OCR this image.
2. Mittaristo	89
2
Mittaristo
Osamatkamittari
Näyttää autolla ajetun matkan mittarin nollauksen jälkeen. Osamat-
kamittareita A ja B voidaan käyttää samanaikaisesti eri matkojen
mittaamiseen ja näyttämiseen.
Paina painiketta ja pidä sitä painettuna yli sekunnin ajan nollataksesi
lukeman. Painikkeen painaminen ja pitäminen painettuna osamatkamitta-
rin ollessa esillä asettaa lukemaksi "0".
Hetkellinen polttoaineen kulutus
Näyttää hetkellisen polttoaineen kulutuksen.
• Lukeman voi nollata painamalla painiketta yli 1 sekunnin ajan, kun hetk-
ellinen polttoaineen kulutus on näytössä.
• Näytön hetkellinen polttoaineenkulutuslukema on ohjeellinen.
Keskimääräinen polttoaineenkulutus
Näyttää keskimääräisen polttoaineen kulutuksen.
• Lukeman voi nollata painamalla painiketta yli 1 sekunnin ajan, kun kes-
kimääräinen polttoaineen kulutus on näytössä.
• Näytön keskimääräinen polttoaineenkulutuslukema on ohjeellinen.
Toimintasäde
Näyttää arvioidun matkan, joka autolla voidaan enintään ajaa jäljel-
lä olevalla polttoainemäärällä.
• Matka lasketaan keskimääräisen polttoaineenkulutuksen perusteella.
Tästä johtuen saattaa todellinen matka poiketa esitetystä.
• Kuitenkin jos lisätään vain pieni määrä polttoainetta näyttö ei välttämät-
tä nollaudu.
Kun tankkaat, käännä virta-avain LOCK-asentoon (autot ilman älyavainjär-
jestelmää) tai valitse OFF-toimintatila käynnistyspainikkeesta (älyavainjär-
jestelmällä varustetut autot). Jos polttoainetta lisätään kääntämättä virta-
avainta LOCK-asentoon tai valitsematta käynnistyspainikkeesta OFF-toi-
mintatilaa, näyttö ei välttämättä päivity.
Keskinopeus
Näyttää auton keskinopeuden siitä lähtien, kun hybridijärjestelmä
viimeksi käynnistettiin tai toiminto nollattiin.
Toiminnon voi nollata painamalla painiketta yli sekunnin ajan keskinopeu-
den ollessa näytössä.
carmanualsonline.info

=======

> EXERCISE DESCRIPTION
Copy the data above exactly. Every line must be included.

> CORRECT ANSWER
OCR this image.
2. Mittaristo	89
2
Mittaristo
Osamatkamittari
Näyttää autolla ajetun matkan mittarin nollauksen jälkeen. Osamat-
kamittareita A ja B voidaan käyttää samanaikaisesti eri matkojen
mittaamiseen ja näyttämiseen.
Paina painiketta ja pidä sitä painettuna yli sekunnin ajan nollataksesi
lukeman. Painikkeen painaminen ja pitäminen painettuna osamatkamitta-
rin ollessa esillä asettaa lukemaksi "0".
Hetkellinen polttoaineen kulutus
Näyttää hetkellisen polttoaineen kulutuksen.
• Lukeman voi nollata painamalla painiketta yli 1 sekunnin ajan, kun hetk-
ellinen polttoaineen kulutus on näytössä.
• Näytön hetkellinen polttoaineenkulutuslukema on ohjeellinen.
Keskimääräinen polttoaineenkulutus
Näyttää keskimääräisen polttoaineen kulutuksen.
• Lukeman voi nollata painamalla painiketta yli 1 sekunnin ajan, kun kes-
kimääräinen polttoaineen kulutus on näytössä.
• Näytön keskimääräinen polttoaineenkulutuslukema on ohjeellinen.
Toimintasäde
Näyttää arvioidun matkan, joka autolla voidaan enintään ajaa jäljel-
lä olevalla polttoainemäärällä.
• Matka lasketaan keskimääräisen polttoaineenkulutuksen perusteella.
Tästä johtuen saattaa todellinen matka poiketa esitetystä.
• Kuitenkin jos lisätään vain pieni määrä polttoainetta näyttö ei välttämät-
tä nollaudu.
Kun tankkaat, käännä virta-avain LOCK-asentoon (autot ilman älyavainjär-
jestelmää) tai valitse OFF-toimintatila käynnistyspainikkeesta (älyavainjär-
jestelmällä varustetut autot). Jos polttoainetta lisätään kääntämättä virta-
avainta LOCK-asentoon tai valitsematta käynnistyspainikkeesta OFF-toi-
mintatilaa, näyttö ei välttämättä päivity.
Keskinopeus
Näyttää auton keskinopeuden siitä lähtien, kun hybridijärjestelmä
viimeksi käynnistettiin tai toiminto nollattiin.
Toiminnon voi nollata painamalla painiketta yli sekunnin ajan keskinopeu-
den ollessa näytössä.
carmanualsonline.info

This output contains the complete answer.